=== PROBLEM TO WORK ON ===
Can you reproduce the listing below word for word, leaving out the pictures?

— BEGIN RAW RECORDS —

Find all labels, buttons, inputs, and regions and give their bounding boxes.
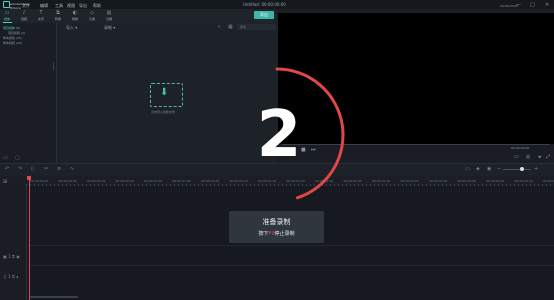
record-notice-hint: 按下F9停止录制 [229,230,324,237]
countdown-number: 2 [256,98,302,172]
hint-suffix: 停止录制 [274,231,295,237]
record-notice-title: 准备录制 [262,218,291,226]
hint-prefix: 按下 [258,231,269,237]
record-notice [229,211,324,243]
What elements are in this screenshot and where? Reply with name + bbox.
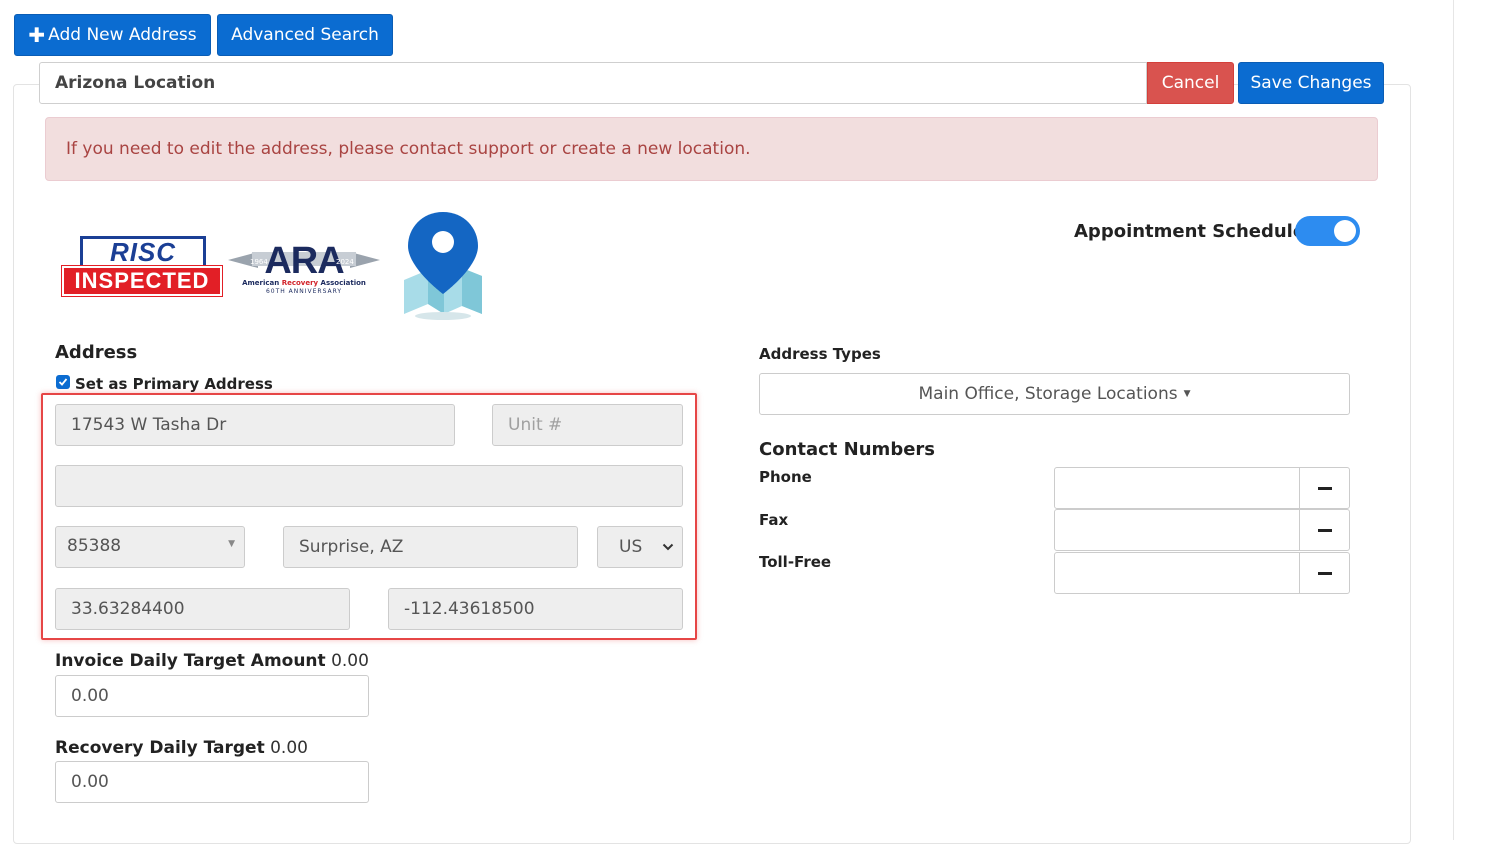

— END RAW RECORDS —

=== EXERCISE RESPONSE ===
Find all labels, buttons, inputs, and regions and give their bounding boxes.
record-notice-hint: 按下F9停止录制 [229,230,324,237]
countdown-number: 2 [256,98,302,172]
hint-suffix: 停止录制 [274,231,295,237]
record-notice-title: 准备录制 [262,218,291,226]
hint-prefix: 按下 [258,231,269,237]
record-notice [229,211,324,243]
What elements are in this screenshot and where? Reply with name + bbox.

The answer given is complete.